* Your objective: Find each line with the word "distanza" and say how many there are, nothing else.

* Input data:
★ ★ ★ ★ ★ ★ ★

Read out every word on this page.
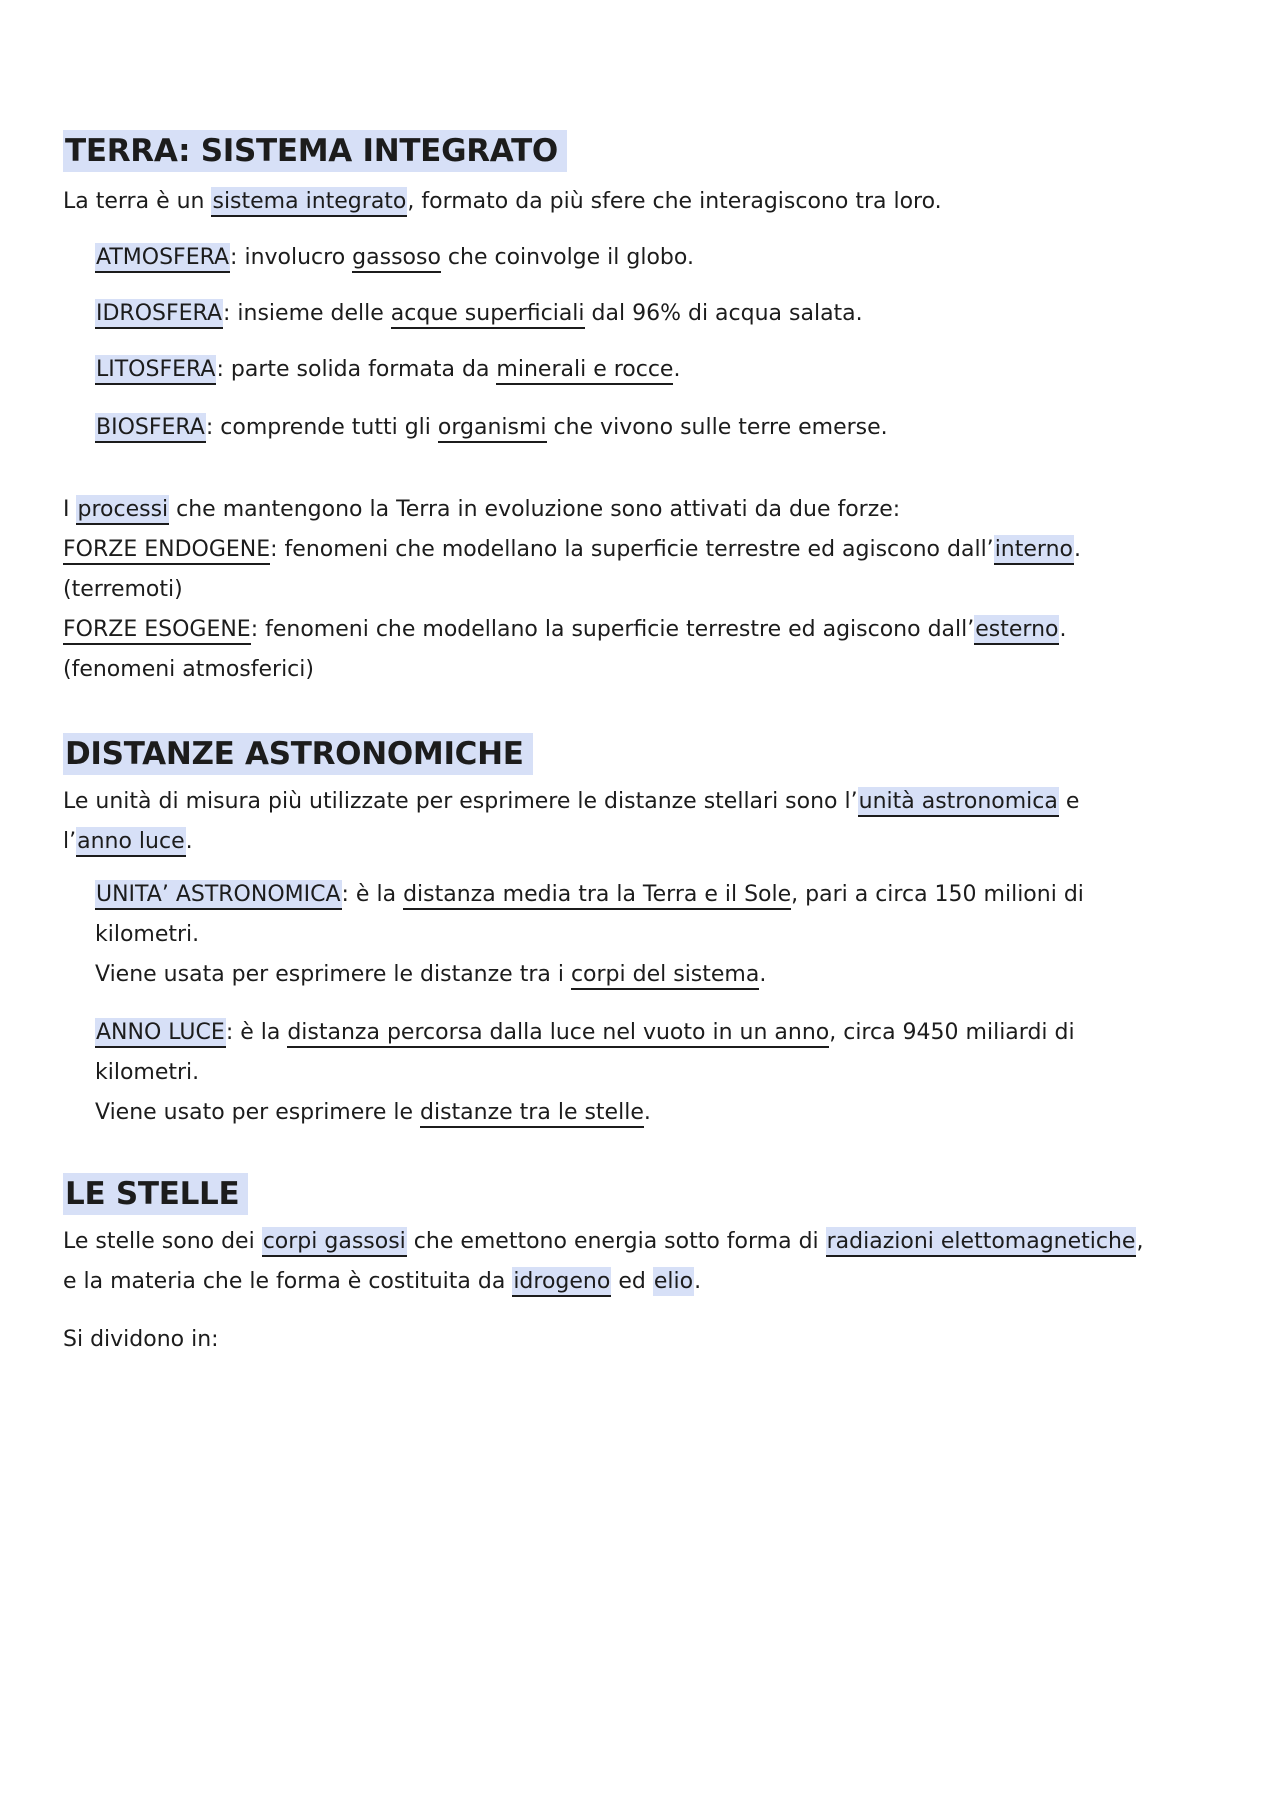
TERRA: SISTEMA INTEGRATO
La terra è un sistema integrato, formato da più sfere che interagiscono tra loro.
ATMOSFERA: involucro gassoso che coinvolge il globo.
IDROSFERA: insieme delle acque superficiali dal 96% di acqua salata.
LITOSFERA: parte solida formata da minerali e rocce.
BIOSFERA: comprende tutti gli organismi che vivono sulle terre emerse.
I processi che mantengono la Terra in evoluzione sono attivati da due forze:
FORZE ENDOGENE: fenomeni che modellano la superficie terrestre ed agiscono dall’interno.
(terremoti)
FORZE ESOGENE: fenomeni che modellano la superficie terrestre ed agiscono dall’esterno.
(fenomeni atmosferici)
DISTANZE ASTRONOMICHE
Le unità di misura più utilizzate per esprimere le distanze stellari sono l’unità astronomica e
l’anno luce.
UNITA’ ASTRONOMICA: è la distanza media tra la Terra e il Sole, pari a circa 150 milioni di
kilometri.
Viene usata per esprimere le distanze tra i corpi del sistema.
ANNO LUCE: è la distanza percorsa dalla luce nel vuoto in un anno, circa 9450 miliardi di
kilometri.
Viene usato per esprimere le distanze tra le stelle.
LE STELLE
Le stelle sono dei corpi gassosi che emettono energia sotto forma di radiazioni elettomagnetiche,
e la materia che le forma è costituita da idrogeno ed elio.
Si dividono in:
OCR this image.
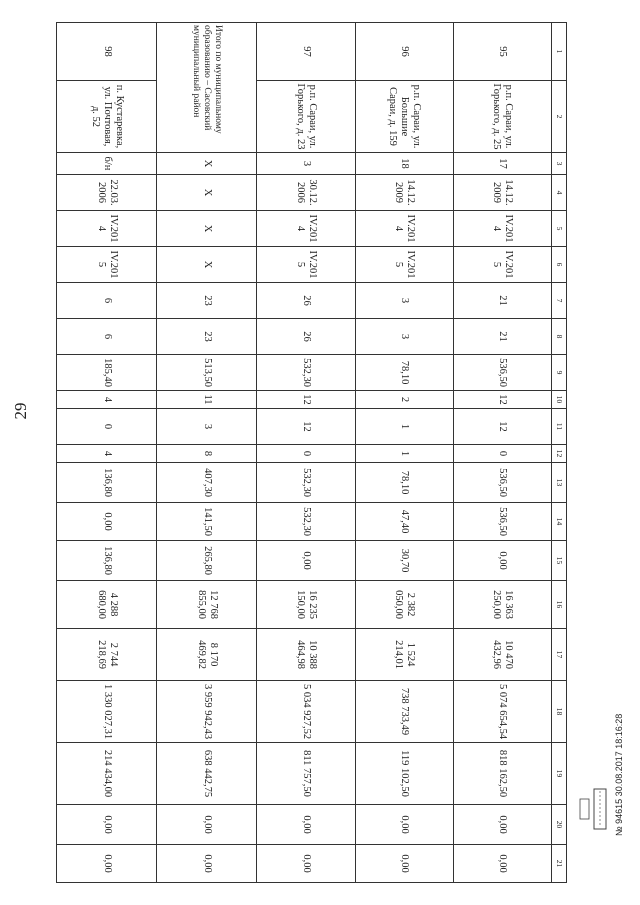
29
1	2	3	4	5	6	7	8	9	10	11	12	13	14	15	16	17	18	19	20	21
95	р.п. Сараи, ул. Горького, д. 25	17	14.12.2009	IV.2014	IV.2015	21	21	536,50	12	12	0	536,50	536,50	0,00	16 363 250,00	10 470 432,96	5 074 654,54	818 162,50	0,00	0,00
96	р.п. Сараи, ул. Большие Сараи, д. 159	18	14.12.2009	IV.2014	IV.2015	3	3	78,10	2	1	1	78,10	47,40	30,70	2 382 050,00	1 524 214,01	738 733,49	119 102,50	0,00	0,00
97	р.п. Сараи, ул. Горького, д. 23	3	30.12.2006	IV.2014	IV.2015	26	26	532,30	12	12	0	532,30	532,30	0,00	16 235 150,00	10 388 464,98	5 034 927,52	811 757,50	0,00	0,00
Итого по муниципальному образованию – Сасовский муниципальный район		Х	Х	Х	Х	23	23	513,50	11	3	8	407,30	141,50	265,80	12 768 855,00	8 170 469,82	3 959 942,43	638 442,75	0,00	0,00
98	п. Кустаревка, ул. Почтовая, д. 52	б/н	22.03.2006	IV.2014	IV.2015	6	6	185,40	4	0	4	136,80	0,00	136,80	4 288 680,00	2 744 218,69	1 330 027,31	214 434,00	0,00	0,00
№ 94615 30.08.2017 18:16:28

★ ★ ★ ★ ★ ★ ★

* Problem solution: 2